What you should do: Return the entries verbatim and drop every picture.

Supplied material:
----------------
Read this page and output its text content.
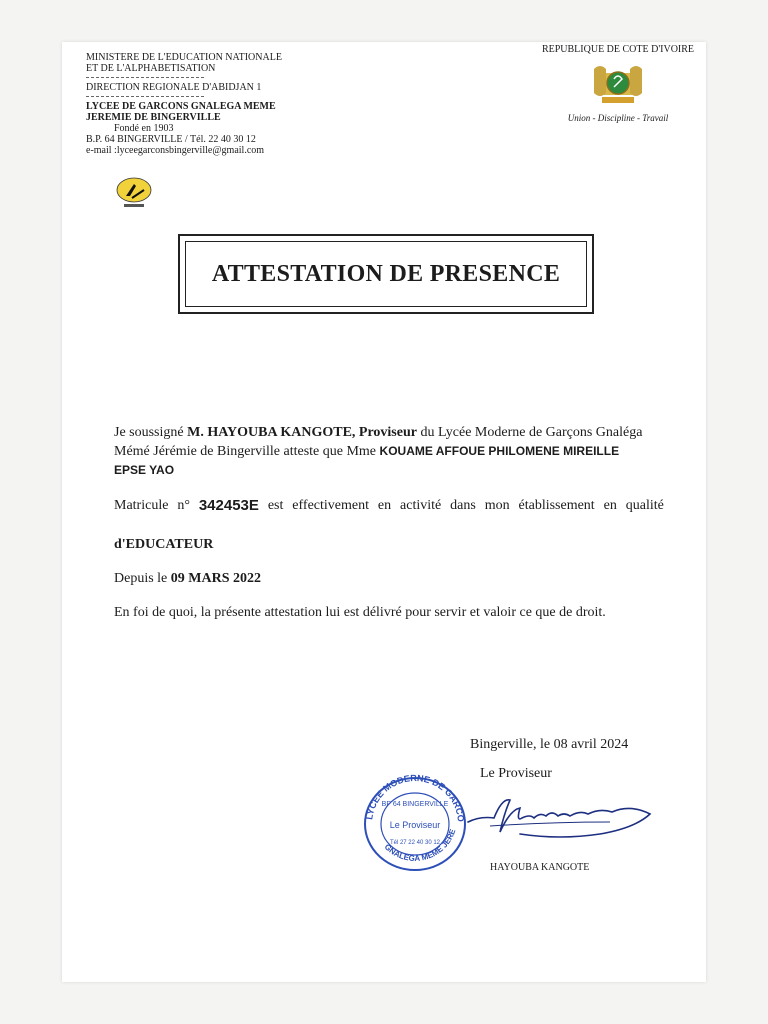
MINISTERE DE L'EDUCATION NATIONALE
ET DE L'ALPHABETISATION
DIRECTION REGIONALE D'ABIDJAN 1
LYCEE DE GARCONS GNALEGA MEME
JEREMIE DE BINGERVILLE
Fondé en 1903
B.P. 64 BINGERVILLE / Tél. 22 40 30 12
e-mail :lyceegarconsbingerville@gmail.com
REPUBLIQUE DE COTE D'IVOIRE
Union - Discipline - Travail
ATTESTATION DE PRESENCE
Je soussigné M. HAYOUBA KANGOTE, Proviseur du Lycée Moderne de Garçons Gnaléga
Mémé Jérémie de Bingerville atteste que Mme KOUAME AFFOUE PHILOMENE MIREILLE
EPSE YAO
Matricule n° 342453E est effectivement en activité dans mon établissement en qualité
d'EDUCATEUR
Depuis le 09 MARS 2022
En foi de quoi, la présente attestation lui est délivré pour servir et valoir ce que de droit.
Bingerville, le 08 avril 2024
Le Proviseur
LYCEE MODERNE DE GARCO
GNALEGA MEME JERE
BP 64 BINGERVILLE
Le Proviseur
Tél 27 22 40 30 12
HAYOUBA KANGOTE
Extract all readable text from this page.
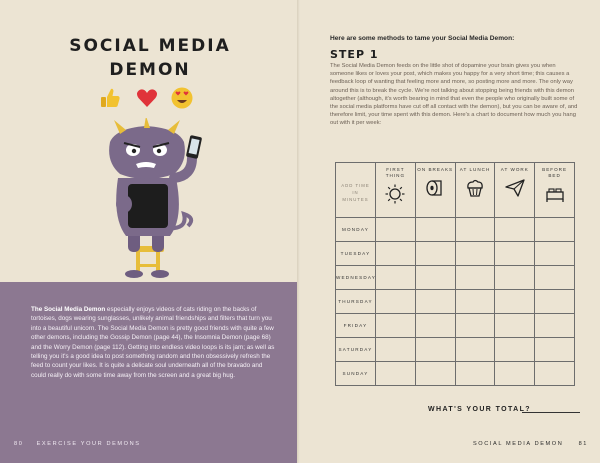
SOCIAL MEDIA
DEMON

The Social Media Demon especially enjoys videos of cats riding on the backs of tortoises, dogs wearing sunglasses, unlikely animal friendships and filters that turn you into a beautiful unicorn. The Social Media Demon is pretty good friends with quite a few other demons, including the Gossip Demon (page 44), the Insomnia Demon (page 68) and the Worry Demon (page 112). Getting into endless video loops is its jam; as well as telling you it's a good idea to post something random and then obsessively refresh the feed to count your likes. It is quite a delicate soul underneath all of the bravado and could really do with some time away from the screen and a great big hug.

80 EXERCISE YOUR DEMONS
Here are some methods to tame your Social Media Demon:
STEP 1

The Social Media Demon feeds on the little shot of dopamine your brain gives you when someone likes or loves your post, which makes you happy for a very short time; this causes a feedback loop of wanting that feeling more and more, so posting more and more. The only way around this is to break the cycle. We're not talking about stopping being friends with this demon altogether (although, it's worth bearing in mind that even the people who originally built some of the social media platforms have cut off all contact with the demon), but you can be aware of, and therefore limit, your time spent with this demon. Here's a chart to document how much you hang out with it per week:

ADD TIME IN MINUTES	FIRST THING	ON BREAKS	AT LUNCH	AT WORK	BEFORE BED

MONDAY					
TUESDAY					
WEDNESDAY					
THURSDAY					
FRIDAY					
SATURDAY					
SUNDAY					
WHAT'S YOUR TOTAL?
SOCIAL MEDIA DEMON	81
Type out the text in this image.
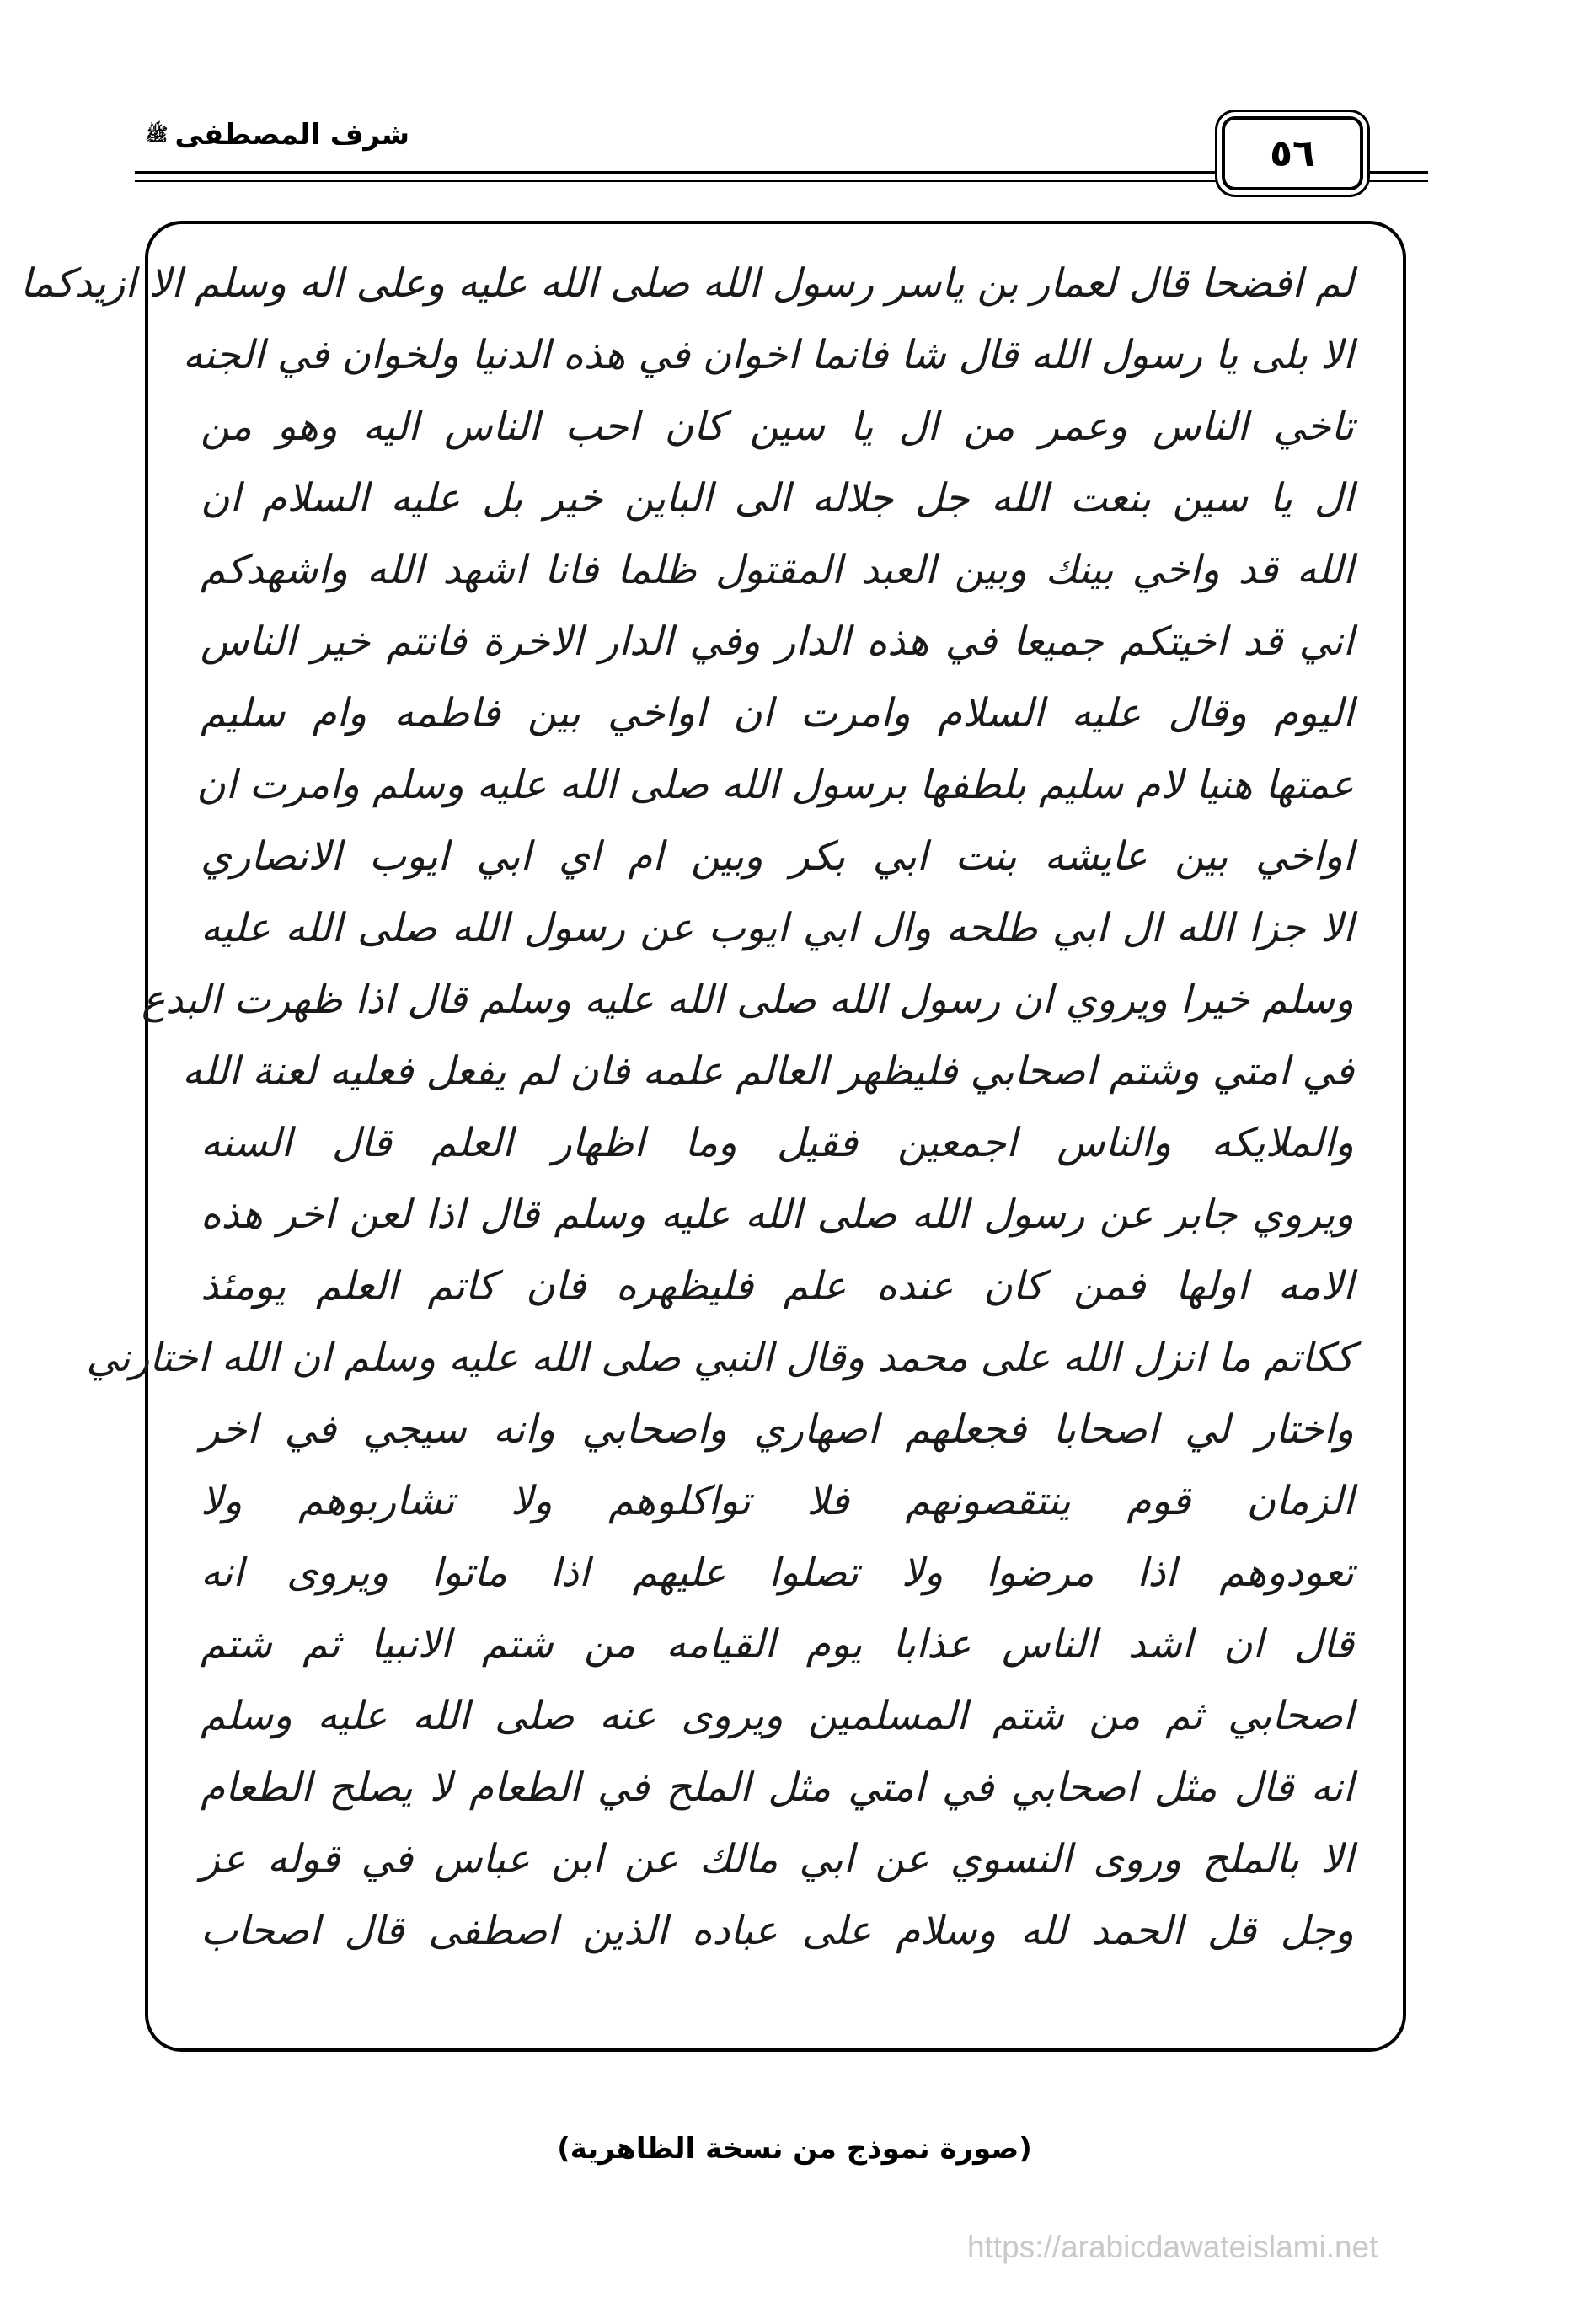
شرف المصطفىﷺ	٥٦
لم افضحا قال لعمار بن ياسر رسول الله صلى الله عليه وعلى اله وسلم الا ازيدكما
الا بلى يا رسول الله قال شا فانما اخوان في هذه الدنيا ولخوان في الجنه
تاخي الناس وعمر من ال يا سين كان احب الناس اليه وهو من
ال يا سين بنعت الله جل جلاله الى الباين خير بل عليه السلام ان
الله قد واخي بينك وبين العبد المقتول ظلما فانا اشهد الله واشهدكم
اني قد اخيتكم جميعا في هذه الدار وفي الدار الاخرة فانتم خير الناس
اليوم وقال عليه السلام وامرت ان اواخي بين فاطمه وام سليم
عمتها هنيا لام سليم بلطفها برسول الله صلى الله عليه وسلم وامرت ان
اواخي بين عايشه بنت ابي بكر وبين ام اي ابي ايوب الانصاري
الا جزا الله ال ابي طلحه وال ابي ايوب عن رسول الله صلى الله عليه
وسلم خيرا ويروي ان رسول الله صلى الله عليه وسلم قال اذا ظهرت البدع
في امتي وشتم اصحابي فليظهر العالم علمه فان لم يفعل فعليه لعنة الله
والملايكه والناس اجمعين فقيل وما اظهار العلم قال السنه
ويروي جابر عن رسول الله صلى الله عليه وسلم قال اذا لعن اخر هذه
الامه اولها فمن كان عنده علم فليظهره فان كاتم العلم يومئذ
ككاتم ما انزل الله على محمد وقال النبي صلى الله عليه وسلم ان الله اختارني
واختار لي اصحابا فجعلهم اصهاري واصحابي وانه سيجي في اخر
الزمان قوم ينتقصونهم فلا تواكلوهم ولا تشاربوهم ولا
تعودوهم اذا مرضوا ولا تصلوا عليهم اذا ماتوا ويروى انه
قال ان اشد الناس عذابا يوم القيامه من شتم الانبيا ثم شتم
اصحابي ثم من شتم المسلمين ويروى عنه صلى الله عليه وسلم
انه قال مثل اصحابي في امتي مثل الملح في الطعام لا يصلح الطعام
الا بالملح وروى النسوي عن ابي مالك عن ابن عباس في قوله عز
وجل قل الحمد لله وسلام على عباده الذين اصطفى قال اصحاب
(صورة نموذج من نسخة الظاهرية)
https://arabicdawateislami.net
----------------
Finished task:
Read this page and output its text content.
MINISTERE DE L'EDUCATION NATIONALE
ET DE L'ALPHABETISATION
DIRECTION REGIONALE D'ABIDJAN 1
LYCEE DE GARCONS GNALEGA MEME
JEREMIE DE BINGERVILLE
Fondé en 1903
B.P. 64 BINGERVILLE / Tél. 22 40 30 12
e-mail :lyceegarconsbingerville@gmail.com
REPUBLIQUE DE COTE D'IVOIRE
Union - Discipline - Travail
ATTESTATION DE PRESENCE
Je soussigné M. HAYOUBA KANGOTE, Proviseur du Lycée Moderne de Garçons Gnaléga
Mémé Jérémie de Bingerville atteste que Mme KOUAME AFFOUE PHILOMENE MIREILLE
EPSE YAO
Matricule n° 342453E est effectivement en activité dans mon établissement en qualité
d'EDUCATEUR
Depuis le 09 MARS 2022
En foi de quoi, la présente attestation lui est délivré pour servir et valoir ce que de droit.
Bingerville, le 08 avril 2024
Le Proviseur
LYCEE MODERNE DE GARCO
GNALEGA MEME JERE
BP 64 BINGERVILLE
Le Proviseur
Tél 27 22 40 30 12
HAYOUBA KANGOTE
Extract all readable text from this page.
SOCIAL MEDIA
DEMON

The Social Media Demon especially enjoys videos of cats riding on the backs of tortoises, dogs wearing sunglasses, unlikely animal friendships and filters that turn you into a beautiful unicorn. The Social Media Demon is pretty good friends with quite a few other demons, including the Gossip Demon (page 44), the Insomnia Demon (page 68) and the Worry Demon (page 112). Getting into endless video loops is its jam; as well as telling you it's a good idea to post something random and then obsessively refresh the feed to count your likes. It is quite a delicate soul underneath all of the bravado and could really do with some time away from the screen and a great big hug.

80 EXERCISE YOUR DEMONS
Here are some methods to tame your Social Media Demon:
STEP 1

The Social Media Demon feeds on the little shot of dopamine your brain gives you when someone likes or loves your post, which makes you happy for a very short time; this causes a feedback loop of wanting that feeling more and more, so posting more and more. The only way around this is to break the cycle. We're not talking about stopping being friends with this demon altogether (although, it's worth bearing in mind that even the people who originally built some of the social media platforms have cut off all contact with the demon), but you can be aware of, and therefore limit, your time spent with this demon. Here's a chart to document how much you hang out with it per week:

ADD TIME IN MINUTES	FIRST THING	ON BREAKS	AT LUNCH	AT WORK	BEFORE BED

MONDAY					
TUESDAY					
WEDNESDAY					
THURSDAY					
FRIDAY					
SATURDAY					
SUNDAY					
WHAT'S YOUR TOTAL?
SOCIAL MEDIA DEMON	81
Type out the text in this image.
شرف المصطفىﷺ	٥٦
لم افضحا قال لعمار بن ياسر رسول الله صلى الله عليه وعلى اله وسلم الا ازيدكما
الا بلى يا رسول الله قال شا فانما اخوان في هذه الدنيا ولخوان في الجنه
تاخي الناس وعمر من ال يا سين كان احب الناس اليه وهو من
ال يا سين بنعت الله جل جلاله الى الباين خير بل عليه السلام ان
الله قد واخي بينك وبين العبد المقتول ظلما فانا اشهد الله واشهدكم
اني قد اخيتكم جميعا في هذه الدار وفي الدار الاخرة فانتم خير الناس
اليوم وقال عليه السلام وامرت ان اواخي بين فاطمه وام سليم
عمتها هنيا لام سليم بلطفها برسول الله صلى الله عليه وسلم وامرت ان
اواخي بين عايشه بنت ابي بكر وبين ام اي ابي ايوب الانصاري
الا جزا الله ال ابي طلحه وال ابي ايوب عن رسول الله صلى الله عليه
وسلم خيرا ويروي ان رسول الله صلى الله عليه وسلم قال اذا ظهرت البدع
في امتي وشتم اصحابي فليظهر العالم علمه فان لم يفعل فعليه لعنة الله
والملايكه والناس اجمعين فقيل وما اظهار العلم قال السنه
ويروي جابر عن رسول الله صلى الله عليه وسلم قال اذا لعن اخر هذه
الامه اولها فمن كان عنده علم فليظهره فان كاتم العلم يومئذ
ككاتم ما انزل الله على محمد وقال النبي صلى الله عليه وسلم ان الله اختارني
واختار لي اصحابا فجعلهم اصهاري واصحابي وانه سيجي في اخر
الزمان قوم ينتقصونهم فلا تواكلوهم ولا تشاربوهم ولا
تعودوهم اذا مرضوا ولا تصلوا عليهم اذا ماتوا ويروى انه
قال ان اشد الناس عذابا يوم القيامه من شتم الانبيا ثم شتم
اصحابي ثم من شتم المسلمين ويروى عنه صلى الله عليه وسلم
انه قال مثل اصحابي في امتي مثل الملح في الطعام لا يصلح الطعام
الا بالملح وروى النسوي عن ابي مالك عن ابن عباس في قوله عز
وجل قل الحمد لله وسلام على عباده الذين اصطفى قال اصحاب
(صورة نموذج من نسخة الظاهرية)
https://arabicdawateislami.net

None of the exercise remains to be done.